(Annotated element entries)

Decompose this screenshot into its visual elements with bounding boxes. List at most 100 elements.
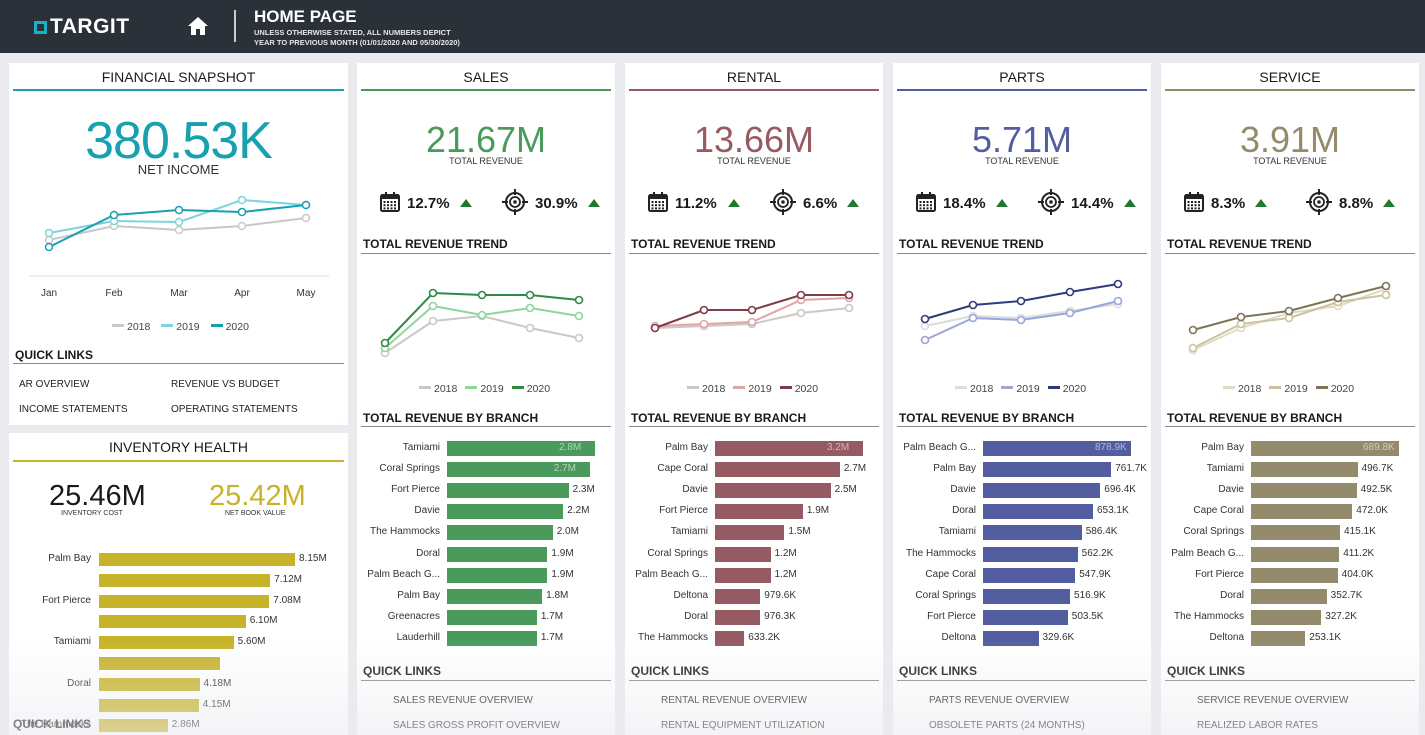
inventory-bar[interactable] [99, 677, 200, 691]
branch-bar[interactable] [1251, 525, 1341, 541]
branch-bar[interactable] [983, 525, 1082, 541]
branch-bar[interactable] [447, 504, 564, 520]
branch-bar[interactable] [447, 441, 595, 456]
branch-bar[interactable] [715, 525, 785, 541]
branch-bar[interactable] [1251, 483, 1357, 499]
branch-bar[interactable] [983, 609, 1068, 625]
legend-2018: 2018 [127, 321, 151, 333]
branch-bar[interactable] [715, 630, 745, 646]
branch-bar[interactable] [715, 609, 761, 625]
branch-bar[interactable] [1251, 441, 1399, 456]
kpi-vs-budget: 14.4% [1038, 189, 1148, 215]
home-icon[interactable] [187, 16, 209, 36]
inventory-bar[interactable] [99, 719, 168, 733]
inventory-bar[interactable] [99, 594, 270, 608]
quick-link-2[interactable]: RENTAL EQUIPMENT UTILIZATION [661, 720, 825, 731]
branch-bar[interactable] [715, 567, 771, 583]
branch-value: 503.5K [1071, 610, 1104, 622]
branch-bar[interactable] [715, 441, 863, 456]
quick-link-1[interactable]: RENTAL REVENUE OVERVIEW [661, 695, 807, 706]
inventory-bar[interactable] [99, 698, 199, 712]
series-2019-point [1188, 343, 1198, 353]
branch-value: 689.8K [1363, 442, 1395, 453]
series-2019-point [920, 335, 930, 345]
inventory-bar[interactable] [99, 615, 246, 629]
quick-link-2[interactable]: REALIZED LABOR RATES [1197, 720, 1318, 731]
branch-bar[interactable] [983, 588, 1071, 604]
branch-bar[interactable] [715, 504, 803, 520]
branch-bar[interactable] [715, 546, 771, 562]
series-2018-point [574, 333, 584, 343]
x-tick-label: May [296, 288, 316, 299]
series-2020-point [1236, 312, 1246, 322]
branch-bar[interactable] [1251, 546, 1340, 562]
calendar-icon [648, 192, 668, 212]
branch-bar[interactable] [983, 567, 1076, 583]
quick-link-2[interactable]: SALES GROSS PROFIT OVERVIEW [393, 720, 560, 731]
link-operating-statements[interactable]: OPERATING STATEMENTS [171, 404, 298, 415]
branch-bar[interactable] [983, 483, 1101, 499]
calendar-icon [380, 192, 400, 212]
branch-label: Tamiami [938, 526, 976, 538]
branch-bar[interactable] [447, 630, 537, 646]
inventory-bar[interactable] [99, 573, 271, 587]
branch-bar[interactable] [715, 462, 840, 478]
branch-bar[interactable] [1251, 630, 1306, 646]
inventory-bar[interactable] [99, 636, 234, 650]
branch-bar[interactable] [983, 441, 1131, 456]
branch-value: 633.2K [748, 631, 780, 643]
branch-bar[interactable] [447, 588, 543, 604]
branch-bar[interactable] [447, 525, 553, 541]
branch-bar[interactable] [983, 630, 1039, 646]
link-income-statements[interactable]: INCOME STATEMENTS [19, 404, 128, 415]
up-arrow-icon [588, 199, 600, 207]
branch-label: Doral [416, 547, 440, 559]
quick-link-2[interactable]: OBSOLETE PARTS (24 MONTHS) [929, 720, 1085, 731]
branch-bar[interactable] [715, 588, 761, 604]
branch-value: 472.0K [1356, 505, 1388, 517]
quick-link-1[interactable]: PARTS REVENUE OVERVIEW [929, 695, 1070, 706]
branch-bar[interactable] [983, 462, 1112, 478]
branch-bar[interactable] [447, 546, 548, 562]
branch-value: 3.2M [827, 442, 850, 453]
branch-bar[interactable] [1251, 567, 1338, 583]
branch-bar[interactable] [1251, 462, 1358, 478]
inventory-bar[interactable] [99, 657, 221, 670]
legend-swatch [1315, 386, 1328, 389]
branch-bar[interactable] [447, 609, 537, 625]
branch-value: 2.7M [553, 463, 576, 475]
branch-bar[interactable] [447, 567, 548, 583]
branch-bar[interactable] [715, 483, 831, 499]
branch-value: 1.8M [546, 589, 569, 601]
link-revenue-vs-budget[interactable]: REVENUE VS BUDGET [171, 379, 280, 390]
legend-swatch [511, 386, 524, 389]
header-divider [234, 10, 236, 42]
legend-2018: 2018 [702, 383, 726, 395]
branch-label: Tamiami [1206, 463, 1244, 475]
targit-logo[interactable]: TARGIT [34, 15, 130, 39]
up-arrow-icon [1255, 199, 1267, 207]
calendar-icon [916, 192, 936, 212]
branch-value: 547.9K [1079, 568, 1111, 580]
quick-links-title: QUICK LINKS [15, 348, 93, 362]
branch-bar[interactable] [1251, 609, 1322, 625]
branch-value: 404.0K [1341, 568, 1374, 580]
branch-bar[interactable] [983, 504, 1093, 520]
chart-legend: 2018 2019 2020 [947, 383, 1086, 395]
total-revenue-label: TOTAL REVENUE [449, 156, 523, 166]
link-ar-overview[interactable]: AR OVERVIEW [19, 379, 90, 390]
inventory-bar[interactable] [99, 553, 295, 566]
legend-swatch [465, 386, 478, 389]
branch-value: 2.3M [572, 484, 595, 496]
series-2018-point [844, 303, 854, 313]
quick-link-1[interactable]: SERVICE REVENUE OVERVIEW [1197, 695, 1349, 706]
section-rule [1165, 426, 1415, 427]
branch-bar[interactable] [983, 546, 1078, 562]
branch-bar[interactable] [447, 462, 590, 478]
branch-label: Fort Pierce [391, 484, 440, 496]
branch-bar[interactable] [1251, 588, 1327, 604]
branch-bar[interactable] [1251, 504, 1353, 520]
branch-bar[interactable] [447, 483, 569, 499]
kpi-vs-budget: 6.6% [770, 189, 880, 215]
quick-link-1[interactable]: SALES REVENUE OVERVIEW [393, 695, 533, 706]
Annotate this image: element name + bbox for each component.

Work instructions:
Please put every line of the data above into a JSON list of strings, one string per line, skipping blank lines and leaving out the pictures.

Solution below:
[
  "Decompose this screenshot into its visual elements with bounding boxes. List at most 100 elements.",
  "inventory-bar[interactable] [99, 677, 200, 691]",
  "branch-bar[interactable] [1251, 525, 1341, 541]",
  "branch-bar[interactable] [983, 525, 1082, 541]",
  "branch-bar[interactable] [447, 504, 564, 520]",
  "branch-bar[interactable] [447, 441, 595, 456]",
  "branch-bar[interactable] [715, 525, 785, 541]",
  "branch-bar[interactable] [1251, 483, 1357, 499]",
  "branch-bar[interactable] [983, 609, 1068, 625]",
  "legend-2018: 2018 [127, 321, 151, 333]",
  "branch-bar[interactable] [715, 630, 745, 646]",
  "branch-bar[interactable] [715, 609, 761, 625]",
  "branch-bar[interactable] [1251, 441, 1399, 456]",
  "kpi-vs-budget: 14.4% [1038, 189, 1148, 215]",
  "home-icon[interactable] [187, 16, 209, 36]",
  "inventory-bar[interactable] [99, 719, 168, 733]",
  "inventory-bar[interactable] [99, 594, 270, 608]",
  "quick-link-2[interactable]: RENTAL EQUIPMENT UTILIZATION [661, 720, 825, 731]",
  "branch-bar[interactable] [715, 567, 771, 583]",
  "branch-value: 503.5K [1071, 610, 1104, 622]",
  "branch-bar[interactable] [715, 441, 863, 456]",
  "quick-link-1[interactable]: RENTAL REVENUE OVERVIEW [661, 695, 807, 706]",
  "inventory-bar[interactable] [99, 698, 199, 712]",
  "series-2019-point [1188, 343, 1198, 353]",
  "branch-value: 689.8K [1363, 442, 1395, 453]",
  "series-2019-point [920, 335, 930, 345]",
  "inventory-bar[interactable] [99, 615, 246, 629]",
  "quick-link-2[interactable]: REALIZED LABOR RATES [1197, 720, 1318, 731]",
  "branch-bar[interactable] [983, 588, 1071, 604]",
  "branch-bar[interactable] [715, 504, 803, 520]",
  "branch-bar[interactable] [715, 546, 771, 562]",
  "series-2018-point [574, 333, 584, 343]",
  "x-tick-label: May [296, 288, 316, 299]",
  "series-2020-point [1236, 312, 1246, 322]",
  "branch-bar[interactable] [1251, 546, 1340, 562]",
  "calendar-icon [648, 192, 668, 212]",
  "branch-bar[interactable] [983, 567, 1076, 583]",
  "quick-link-2[interactable]: SALES GROSS PROFIT OVERVIEW [393, 720, 560, 731]",
  "link-operating-statements[interactable]: OPERATING STATEMENTS [171, 404, 298, 415]",
  "branch-bar[interactable] [983, 483, 1101, 499]",
  "calendar-icon [380, 192, 400, 212]",
  "branch-label: Tamiami [938, 526, 976, 538]",
  "branch-bar[interactable] [447, 630, 537, 646]",
  "inventory-bar[interactable] [99, 573, 271, 587]",
  "branch-bar[interactable] [715, 462, 840, 478]",
  "branch-bar[interactable] [1251, 630, 1306, 646]",
  "inventory-bar[interactable] [99, 636, 234, 650]",
  "branch-bar[interactable] [983, 441, 1131, 456]",
  "branch-value: 633.2K [748, 631, 780, 643]",
  "branch-bar[interactable] [447, 588, 543, 604]",
  "branch-bar[interactable] [447, 525, 553, 541]",
  "branch-bar[interactable] [983, 630, 1039, 646]",
  "link-income-statements[interactable]: INCOME STATEMENTS [19, 404, 128, 415]",
  "up-arrow-icon [588, 199, 600, 207]",
  "branch-label: Doral [416, 547, 440, 559]",
  "quick-link-2[interactable]: OBSOLETE PARTS (24 MONTHS) [929, 720, 1085, 731]",
  "branch-bar[interactable] [715, 588, 761, 604]",
  "branch-value: 472.0K [1356, 505, 1388, 517]",
  "quick-link-1[interactable]: PARTS REVENUE OVERVIEW [929, 695, 1070, 706]",
  "branch-bar[interactable] [983, 462, 1112, 478]",
  "branch-bar[interactable] [447, 546, 548, 562]",
  "branch-value: 3.2M [827, 442, 850, 453]",
  "branch-bar[interactable] [1251, 567, 1338, 583]",
  "branch-bar[interactable] [1251, 462, 1358, 478]",
  "inventory-bar[interactable] [99, 657, 221, 670]",
  "legend-swatch [1315, 386, 1328, 389]",
  "branch-bar[interactable] [447, 609, 537, 625]",
  "branch-value: 2.7M [553, 463, 576, 475]",
  "branch-bar[interactable] [447, 567, 548, 583]",
  "branch-bar[interactable] [715, 483, 831, 499]",
  "branch-value: 1.8M [546, 589, 569, 601]",
  "link-revenue-vs-budget[interactable]: REVENUE VS BUDGET [171, 379, 280, 390]",
  "legend-swatch [511, 386, 524, 389]",
  "header-divider [234, 10, 236, 42]",
  "legend-2018: 2018 [702, 383, 726, 395]",
  "branch-label: Tamiami [1206, 463, 1244, 475]",
  "targit-logo[interactable]: TARGIT [34, 15, 130, 39]",
  "up-arrow-icon [1255, 199, 1267, 207]",
  "calendar-icon [916, 192, 936, 212]",
  "branch-value: 547.9K [1079, 568, 1111, 580]",
  "quick-links-title: QUICK LINKS [15, 348, 93, 362]",
  "branch-bar[interactable] [1251, 609, 1322, 625]",
  "branch-value: 404.0K [1341, 568, 1374, 580]",
  "branch-bar[interactable] [983, 504, 1093, 520]",
  "chart-legend: 2018 2019 2020 [947, 383, 1086, 395]",
  "total-revenue-label: TOTAL REVENUE [449, 156, 523, 166]",
  "link-ar-overview[interactable]: AR OVERVIEW [19, 379, 90, 390]",
  "inventory-bar[interactable] [99, 553, 295, 566]",
  "legend-swatch [465, 386, 478, 389]",
  "branch-value: 2.3M [572, 484, 595, 496]",
  "series-2018-point [844, 303, 854, 313]",
  "quick-link-1[interactable]: SERVICE REVENUE OVERVIEW [1197, 695, 1349, 706]",
  "section-rule [1165, 426, 1415, 427]",
  "branch-bar[interactable] [983, 546, 1078, 562]",
  "branch-bar[interactable] [447, 462, 590, 478]",
  "branch-label: Fort Pierce [391, 484, 440, 496]",
  "branch-bar[interactable] [1251, 588, 1327, 604]",
  "branch-bar[interactable] [1251, 504, 1353, 520]",
  "branch-bar[interactable] [447, 483, 569, 499]",
  "kpi-vs-budget: 6.6% [770, 189, 880, 215]",
  "quick-link-1[interactable]: SALES REVENUE OVERVIEW [393, 695, 533, 706]",
  "Annotate this image: element name + bbox for each component."
]